Copy each line below exactly and leave the pictures out.

(Dataset entries)
***

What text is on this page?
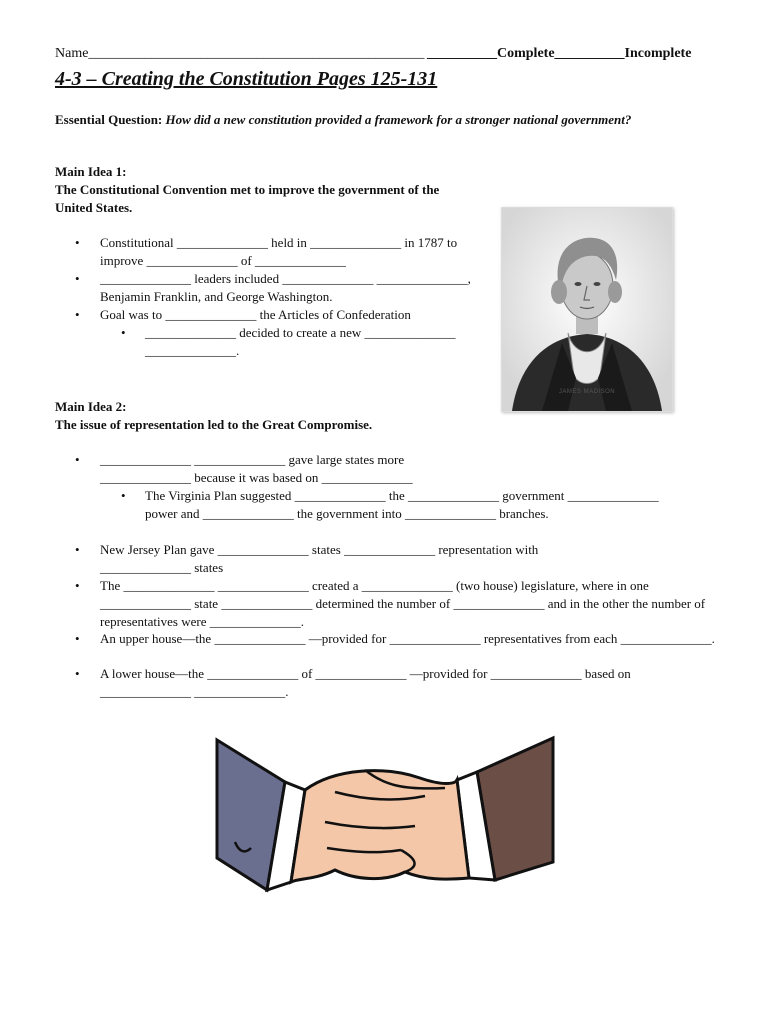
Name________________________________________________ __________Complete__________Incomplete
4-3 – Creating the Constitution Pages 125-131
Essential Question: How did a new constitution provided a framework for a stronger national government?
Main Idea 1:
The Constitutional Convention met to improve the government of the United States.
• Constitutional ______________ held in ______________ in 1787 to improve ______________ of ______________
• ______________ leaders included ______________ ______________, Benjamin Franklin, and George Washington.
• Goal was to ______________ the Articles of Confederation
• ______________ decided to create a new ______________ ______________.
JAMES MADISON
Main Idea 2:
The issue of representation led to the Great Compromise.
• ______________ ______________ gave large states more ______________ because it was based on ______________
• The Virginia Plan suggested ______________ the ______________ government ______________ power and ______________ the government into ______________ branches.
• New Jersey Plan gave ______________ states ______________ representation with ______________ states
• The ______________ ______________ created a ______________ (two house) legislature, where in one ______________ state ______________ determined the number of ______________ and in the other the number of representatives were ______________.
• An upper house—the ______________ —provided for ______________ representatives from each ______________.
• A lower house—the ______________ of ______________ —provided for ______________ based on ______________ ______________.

***

• [REPLY TO THE TASK]
What text is on this page?
Name________________________________________________ __________Complete__________Incomplete
4-3 – Creating the Constitution Pages 125-131
Essential Question: How did a new constitution provided a framework for a stronger national government?
Main Idea 1:
The Constitutional Convention met to improve the government of the United States.
• Constitutional ______________ held in ______________ in 1787 to improve ______________ of ______________
• ______________ leaders included ______________ ______________, Benjamin Franklin, and George Washington.
• Goal was to ______________ the Articles of Confederation
• ______________ decided to create a new ______________ ______________.
JAMES MADISON
Main Idea 2:
The issue of representation led to the Great Compromise.
• ______________ ______________ gave large states more ______________ because it was based on ______________
• The Virginia Plan suggested ______________ the ______________ government ______________ power and ______________ the government into ______________ branches.
• New Jersey Plan gave ______________ states ______________ representation with ______________ states
• The ______________ ______________ created a ______________ (two house) legislature, where in one ______________ state ______________ determined the number of ______________ and in the other the number of representatives were ______________.
• An upper house—the ______________ —provided for ______________ representatives from each ______________.
• A lower house—the ______________ of ______________ —provided for ______________ based on ______________ ______________.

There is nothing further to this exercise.